* GIVEN EXERCISE: Report every line in the listing below where the string "기업들에" shows up.
## begin RECORD SET
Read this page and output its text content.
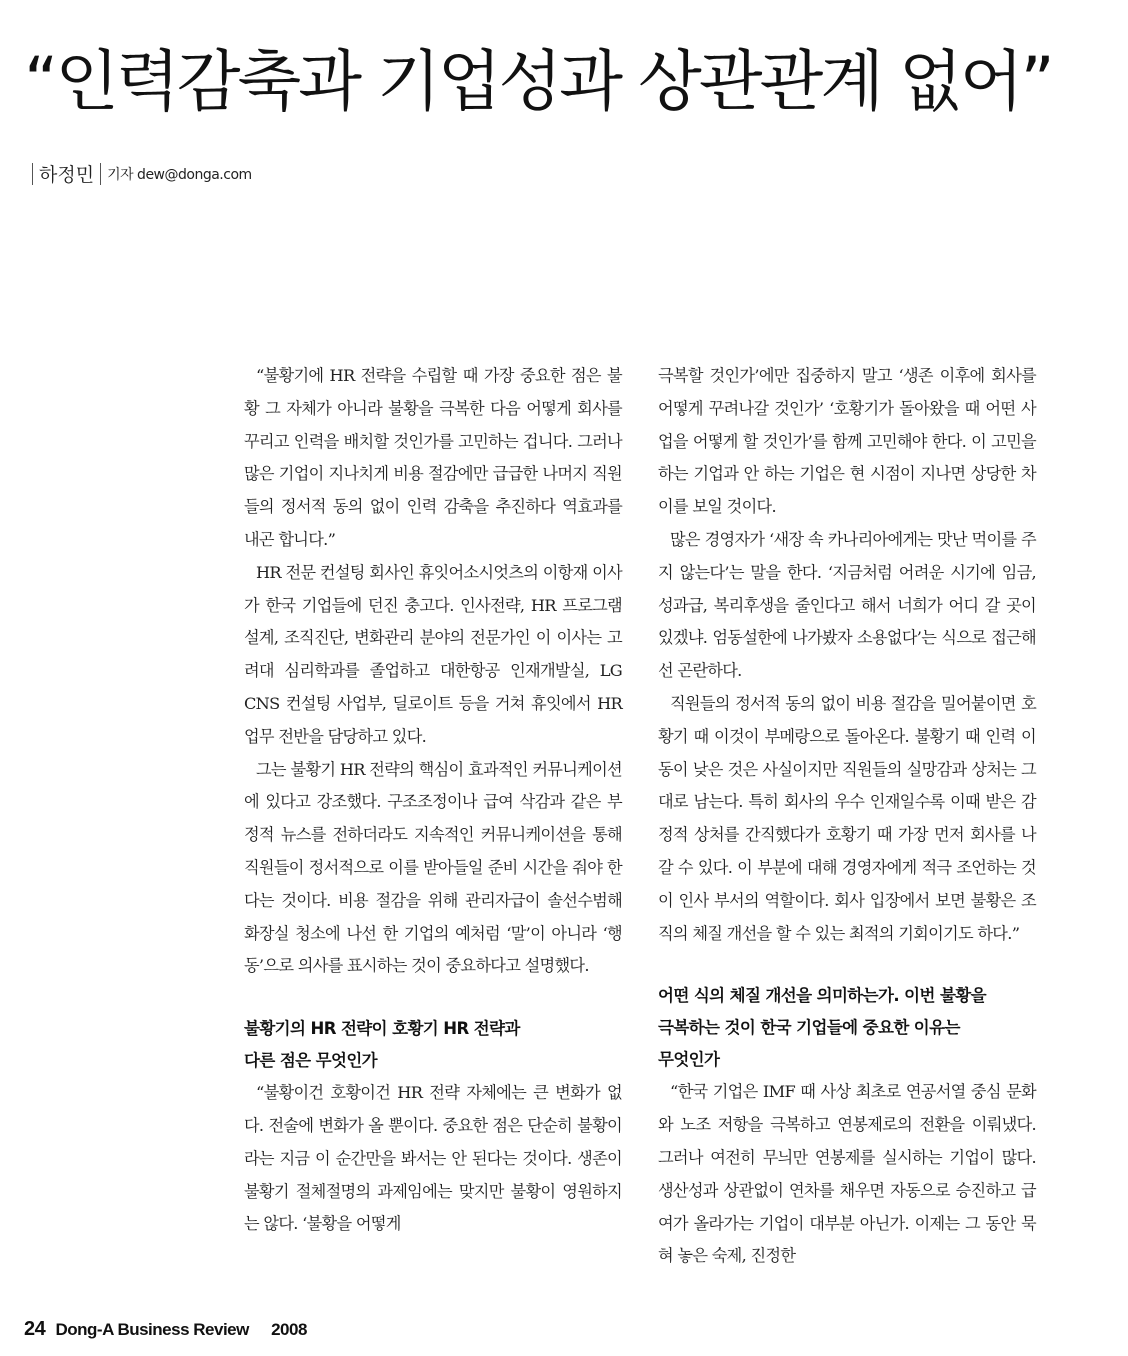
“인력감축과 기업성과 상관관계 없어”
하정민 기자 dew@donga.com

“불황기에 HR 전략을 수립할 때 가장 중요한 점은 불황 그 자체가 아니라 불황을 극복한 다음 어떻게 회사를 꾸리고 인력을 배치할 것인가를 고민하는 겁니다. 그러나 많은 기업이 지나치게 비용 절감에만 급급한 나머지 직원들의 정서적 동의 없이 인력 감축을 추진하다 역효과를 내곤 합니다.”

HR 전문 컨설팅 회사인 휴잇어소시엇츠의 이항재 이사가 한국 기업들에 던진 충고다. 인사전략, HR 프로그램 설계, 조직진단, 변화관리 분야의 전문가인 이 이사는 고려대 심리학과를 졸업하고 대한항공 인재개발실, LG CNS 컨설팅 사업부, 딜로이트 등을 거쳐 휴잇에서 HR 업무 전반을 담당하고 있다.

그는 불황기 HR 전략의 핵심이 효과적인 커뮤니케이션에 있다고 강조했다. 구조조정이나 급여 삭감과 같은 부정적 뉴스를 전하더라도 지속적인 커뮤니케이션을 통해 직원들이 정서적으로 이를 받아들일 준비 시간을 줘야 한다는 것이다. 비용 절감을 위해 관리자급이 솔선수범해 화장실 청소에 나선 한 기업의 예처럼 ‘말’이 아니라 ‘행동’으로 의사를 표시하는 것이 중요하다고 설명했다.

불황기의 HR 전략이 호황기 HR 전략과
다른 점은 무엇인가

“불황이건 호황이건 HR 전략 자체에는 큰 변화가 없다. 전술에 변화가 올 뿐이다. 중요한 점은 단순히 불황이라는 지금 이 순간만을 봐서는 안 된다는 것이다. 생존이 불황기 절체절명의 과제임에는 맞지만 불황이 영원하지는 않다. ‘불황을 어떻게

극복할 것인가’에만 집중하지 말고 ‘생존 이후에 회사를 어떻게 꾸려나갈 것인가’ ‘호황기가 돌아왔을 때 어떤 사업을 어떻게 할 것인가’를 함께 고민해야 한다. 이 고민을 하는 기업과 안 하는 기업은 현 시점이 지나면 상당한 차이를 보일 것이다.

많은 경영자가 ‘새장 속 카나리아에게는 맛난 먹이를 주지 않는다’는 말을 한다. ‘지금처럼 어려운 시기에 임금, 성과급, 복리후생을 줄인다고 해서 너희가 어디 갈 곳이 있겠냐. 엄동설한에 나가봤자 소용없다’는 식으로 접근해선 곤란하다.

직원들의 정서적 동의 없이 비용 절감을 밀어붙이면 호황기 때 이것이 부메랑으로 돌아온다. 불황기 때 인력 이동이 낮은 것은 사실이지만 직원들의 실망감과 상처는 그대로 남는다. 특히 회사의 우수 인재일수록 이때 받은 감정적 상처를 간직했다가 호황기 때 가장 먼저 회사를 나갈 수 있다. 이 부분에 대해 경영자에게 적극 조언하는 것이 인사 부서의 역할이다. 회사 입장에서 보면 불황은 조직의 체질 개선을 할 수 있는 최적의 기회이기도 하다.”

어떤 식의 체질 개선을 의미하는가. 이번 불황을
극복하는 것이 한국 기업들에 중요한 이유는
무엇인가

“한국 기업은 IMF 때 사상 최초로 연공서열 중심 문화와 노조 저항을 극복하고 연봉제로의 전환을 이뤄냈다. 그러나 여전히 무늬만 연봉제를 실시하는 기업이 많다. 생산성과 상관없이 연차를 채우면 자동으로 승진하고 급여가 올라가는 기업이 대부분 아닌가. 이제는 그 동안 묵혀 놓은 숙제, 진정한

24 Dong-A Business Review 2008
## end RECORD SET
* EXERCISE RESULT:
HR 전문 컨설팅 회사인 휴잇어소시엇츠의 이항재 이사가 한국 기업들에 던진 충고다. 인사전략, HR 프로그램 설계, 조직진단, 변화관리 분야의 전문가인 이 이사는 고려대 심리학과를 졸업하고 대한항공 인재개발실, LG CNS 컨설팅 사업부, 딜로이트 등을 거쳐 휴잇에서 HR 업무 전반을 담당하고 있다.
극복하는 것이 한국 기업들에 중요한 이유는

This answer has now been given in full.